Work request: Please write out all of the entries exactly as they appear.

Record extracts:
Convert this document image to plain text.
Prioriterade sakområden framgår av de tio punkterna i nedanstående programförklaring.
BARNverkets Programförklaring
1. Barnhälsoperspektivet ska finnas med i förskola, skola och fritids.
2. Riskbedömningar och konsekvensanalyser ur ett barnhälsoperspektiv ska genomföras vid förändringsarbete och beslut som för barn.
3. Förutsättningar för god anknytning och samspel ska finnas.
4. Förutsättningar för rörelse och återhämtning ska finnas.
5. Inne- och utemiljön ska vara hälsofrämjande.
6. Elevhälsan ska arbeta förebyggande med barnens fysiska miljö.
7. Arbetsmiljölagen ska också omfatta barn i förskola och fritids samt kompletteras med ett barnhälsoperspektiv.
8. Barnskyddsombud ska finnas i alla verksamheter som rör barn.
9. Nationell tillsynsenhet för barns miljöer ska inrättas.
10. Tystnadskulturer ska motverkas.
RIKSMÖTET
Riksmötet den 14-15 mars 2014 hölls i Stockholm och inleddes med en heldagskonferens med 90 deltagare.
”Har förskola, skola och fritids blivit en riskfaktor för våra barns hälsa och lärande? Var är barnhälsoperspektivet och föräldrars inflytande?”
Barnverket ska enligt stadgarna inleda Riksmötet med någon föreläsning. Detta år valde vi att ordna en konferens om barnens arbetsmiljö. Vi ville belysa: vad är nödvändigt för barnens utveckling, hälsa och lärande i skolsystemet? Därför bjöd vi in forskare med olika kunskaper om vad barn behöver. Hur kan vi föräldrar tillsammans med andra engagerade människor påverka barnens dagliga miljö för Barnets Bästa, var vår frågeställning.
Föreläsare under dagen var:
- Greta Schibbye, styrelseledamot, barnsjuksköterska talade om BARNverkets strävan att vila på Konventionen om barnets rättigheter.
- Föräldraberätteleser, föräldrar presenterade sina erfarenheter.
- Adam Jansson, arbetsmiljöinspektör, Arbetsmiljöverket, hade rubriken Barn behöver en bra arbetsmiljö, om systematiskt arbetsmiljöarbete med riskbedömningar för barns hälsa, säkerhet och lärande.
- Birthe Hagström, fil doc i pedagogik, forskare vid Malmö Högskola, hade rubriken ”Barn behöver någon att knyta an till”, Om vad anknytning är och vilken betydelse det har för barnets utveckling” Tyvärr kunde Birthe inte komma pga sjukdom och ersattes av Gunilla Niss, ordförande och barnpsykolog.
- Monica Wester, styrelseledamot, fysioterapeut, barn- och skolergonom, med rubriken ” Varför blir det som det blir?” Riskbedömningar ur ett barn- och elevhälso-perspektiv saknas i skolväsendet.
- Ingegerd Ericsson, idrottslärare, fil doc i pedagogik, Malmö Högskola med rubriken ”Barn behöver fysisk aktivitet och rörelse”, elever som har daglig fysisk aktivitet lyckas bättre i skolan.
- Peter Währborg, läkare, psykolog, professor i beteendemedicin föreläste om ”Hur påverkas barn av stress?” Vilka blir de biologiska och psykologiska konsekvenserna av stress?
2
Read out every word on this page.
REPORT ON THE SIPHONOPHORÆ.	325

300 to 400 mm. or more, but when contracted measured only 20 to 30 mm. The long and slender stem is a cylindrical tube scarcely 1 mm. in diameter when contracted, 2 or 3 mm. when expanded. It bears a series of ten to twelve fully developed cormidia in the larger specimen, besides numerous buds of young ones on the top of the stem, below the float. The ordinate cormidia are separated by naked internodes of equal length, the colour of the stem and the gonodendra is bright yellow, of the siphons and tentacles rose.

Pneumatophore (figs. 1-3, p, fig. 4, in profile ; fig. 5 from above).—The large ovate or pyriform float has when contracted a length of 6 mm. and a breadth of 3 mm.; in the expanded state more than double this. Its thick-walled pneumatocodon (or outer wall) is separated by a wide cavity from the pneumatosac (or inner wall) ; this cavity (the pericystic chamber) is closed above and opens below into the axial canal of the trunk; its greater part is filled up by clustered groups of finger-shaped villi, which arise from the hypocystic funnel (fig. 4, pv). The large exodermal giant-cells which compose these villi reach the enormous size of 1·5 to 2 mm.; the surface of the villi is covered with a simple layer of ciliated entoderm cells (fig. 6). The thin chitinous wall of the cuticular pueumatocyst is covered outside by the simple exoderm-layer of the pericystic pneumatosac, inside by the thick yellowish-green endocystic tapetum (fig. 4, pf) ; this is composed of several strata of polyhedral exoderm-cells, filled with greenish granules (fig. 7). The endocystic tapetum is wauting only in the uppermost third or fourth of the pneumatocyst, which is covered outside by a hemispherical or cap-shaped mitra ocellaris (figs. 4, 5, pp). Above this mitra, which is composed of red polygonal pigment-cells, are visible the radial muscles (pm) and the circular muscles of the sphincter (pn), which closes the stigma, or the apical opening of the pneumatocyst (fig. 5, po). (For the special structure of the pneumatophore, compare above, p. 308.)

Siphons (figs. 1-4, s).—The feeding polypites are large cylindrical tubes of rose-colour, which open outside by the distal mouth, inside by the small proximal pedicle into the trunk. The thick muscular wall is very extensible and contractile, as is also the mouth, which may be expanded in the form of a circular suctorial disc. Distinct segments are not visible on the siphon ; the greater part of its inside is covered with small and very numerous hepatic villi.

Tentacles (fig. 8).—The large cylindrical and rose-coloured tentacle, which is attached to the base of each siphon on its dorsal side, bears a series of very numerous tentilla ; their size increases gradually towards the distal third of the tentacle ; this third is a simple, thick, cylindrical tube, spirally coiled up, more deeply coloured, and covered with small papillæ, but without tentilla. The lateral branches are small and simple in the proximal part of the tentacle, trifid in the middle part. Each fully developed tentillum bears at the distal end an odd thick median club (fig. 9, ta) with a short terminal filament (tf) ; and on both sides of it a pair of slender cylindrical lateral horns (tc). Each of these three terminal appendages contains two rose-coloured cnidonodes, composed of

Solution to this task:
Convert this document image to plain text.
Prioriterade sakområden framgår av de tio punkterna i nedanstående programförklaring.
BARNverkets Programförklaring
1. Barnhälsoperspektivet ska finnas med i förskola, skola och fritids.
2. Riskbedömningar och konsekvensanalyser ur ett barnhälsoperspektiv ska genomföras vid förändringsarbete och beslut som för barn.
3. Förutsättningar för god anknytning och samspel ska finnas.
4. Förutsättningar för rörelse och återhämtning ska finnas.
5. Inne- och utemiljön ska vara hälsofrämjande.
6. Elevhälsan ska arbeta förebyggande med barnens fysiska miljö.
7. Arbetsmiljölagen ska också omfatta barn i förskola och fritids samt kompletteras med ett barnhälsoperspektiv.
8. Barnskyddsombud ska finnas i alla verksamheter som rör barn.
9. Nationell tillsynsenhet för barns miljöer ska inrättas.
10. Tystnadskulturer ska motverkas.
RIKSMÖTET
Riksmötet den 14-15 mars 2014 hölls i Stockholm och inleddes med en heldagskonferens med 90 deltagare.
”Har förskola, skola och fritids blivit en riskfaktor för våra barns hälsa och lärande? Var är barnhälsoperspektivet och föräldrars inflytande?”
Barnverket ska enligt stadgarna inleda Riksmötet med någon föreläsning. Detta år valde vi att ordna en konferens om barnens arbetsmiljö. Vi ville belysa: vad är nödvändigt för barnens utveckling, hälsa och lärande i skolsystemet? Därför bjöd vi in forskare med olika kunskaper om vad barn behöver. Hur kan vi föräldrar tillsammans med andra engagerade människor påverka barnens dagliga miljö för Barnets Bästa, var vår frågeställning.
Föreläsare under dagen var:
- Greta Schibbye, styrelseledamot, barnsjuksköterska talade om BARNverkets strävan att vila på Konventionen om barnets rättigheter.
- Föräldraberätteleser, föräldrar presenterade sina erfarenheter.
- Adam Jansson, arbetsmiljöinspektör, Arbetsmiljöverket, hade rubriken Barn behöver en bra arbetsmiljö, om systematiskt arbetsmiljöarbete med riskbedömningar för barns hälsa, säkerhet och lärande.
- Birthe Hagström, fil doc i pedagogik, forskare vid Malmö Högskola, hade rubriken ”Barn behöver någon att knyta an till”, Om vad anknytning är och vilken betydelse det har för barnets utveckling” Tyvärr kunde Birthe inte komma pga sjukdom och ersattes av Gunilla Niss, ordförande och barnpsykolog.
- Monica Wester, styrelseledamot, fysioterapeut, barn- och skolergonom, med rubriken ” Varför blir det som det blir?” Riskbedömningar ur ett barn- och elevhälso-perspektiv saknas i skolväsendet.
- Ingegerd Ericsson, idrottslärare, fil doc i pedagogik, Malmö Högskola med rubriken ”Barn behöver fysisk aktivitet och rörelse”, elever som har daglig fysisk aktivitet lyckas bättre i skolan.
- Peter Währborg, läkare, psykolog, professor i beteendemedicin föreläste om ”Hur påverkas barn av stress?” Vilka blir de biologiska och psykologiska konsekvenserna av stress?
2
Read out every word on this page.
REPORT ON THE SIPHONOPHORÆ.	325

300 to 400 mm. or more, but when contracted measured only 20 to 30 mm. The long and slender stem is a cylindrical tube scarcely 1 mm. in diameter when contracted, 2 or 3 mm. when expanded. It bears a series of ten to twelve fully developed cormidia in the larger specimen, besides numerous buds of young ones on the top of the stem, below the float. The ordinate cormidia are separated by naked internodes of equal length, the colour of the stem and the gonodendra is bright yellow, of the siphons and tentacles rose.

Pneumatophore (figs. 1-3, p, fig. 4, in profile ; fig. 5 from above).—The large ovate or pyriform float has when contracted a length of 6 mm. and a breadth of 3 mm.; in the expanded state more than double this. Its thick-walled pneumatocodon (or outer wall) is separated by a wide cavity from the pneumatosac (or inner wall) ; this cavity (the pericystic chamber) is closed above and opens below into the axial canal of the trunk; its greater part is filled up by clustered groups of finger-shaped villi, which arise from the hypocystic funnel (fig. 4, pv). The large exodermal giant-cells which compose these villi reach the enormous size of 1·5 to 2 mm.; the surface of the villi is covered with a simple layer of ciliated entoderm cells (fig. 6). The thin chitinous wall of the cuticular pueumatocyst is covered outside by the simple exoderm-layer of the pericystic pneumatosac, inside by the thick yellowish-green endocystic tapetum (fig. 4, pf) ; this is composed of several strata of polyhedral exoderm-cells, filled with greenish granules (fig. 7). The endocystic tapetum is wauting only in the uppermost third or fourth of the pneumatocyst, which is covered outside by a hemispherical or cap-shaped mitra ocellaris (figs. 4, 5, pp). Above this mitra, which is composed of red polygonal pigment-cells, are visible the radial muscles (pm) and the circular muscles of the sphincter (pn), which closes the stigma, or the apical opening of the pneumatocyst (fig. 5, po). (For the special structure of the pneumatophore, compare above, p. 308.)

Siphons (figs. 1-4, s).—The feeding polypites are large cylindrical tubes of rose-colour, which open outside by the distal mouth, inside by the small proximal pedicle into the trunk. The thick muscular wall is very extensible and contractile, as is also the mouth, which may be expanded in the form of a circular suctorial disc. Distinct segments are not visible on the siphon ; the greater part of its inside is covered with small and very numerous hepatic villi.

Tentacles (fig. 8).—The large cylindrical and rose-coloured tentacle, which is attached to the base of each siphon on its dorsal side, bears a series of very numerous tentilla ; their size increases gradually towards the distal third of the tentacle ; this third is a simple, thick, cylindrical tube, spirally coiled up, more deeply coloured, and covered with small papillæ, but without tentilla. The lateral branches are small and simple in the proximal part of the tentacle, trifid in the middle part. Each fully developed tentillum bears at the distal end an odd thick median club (fig. 9, ta) with a short terminal filament (tf) ; and on both sides of it a pair of slender cylindrical lateral horns (tc). Each of these three terminal appendages contains two rose-coloured cnidonodes, composed of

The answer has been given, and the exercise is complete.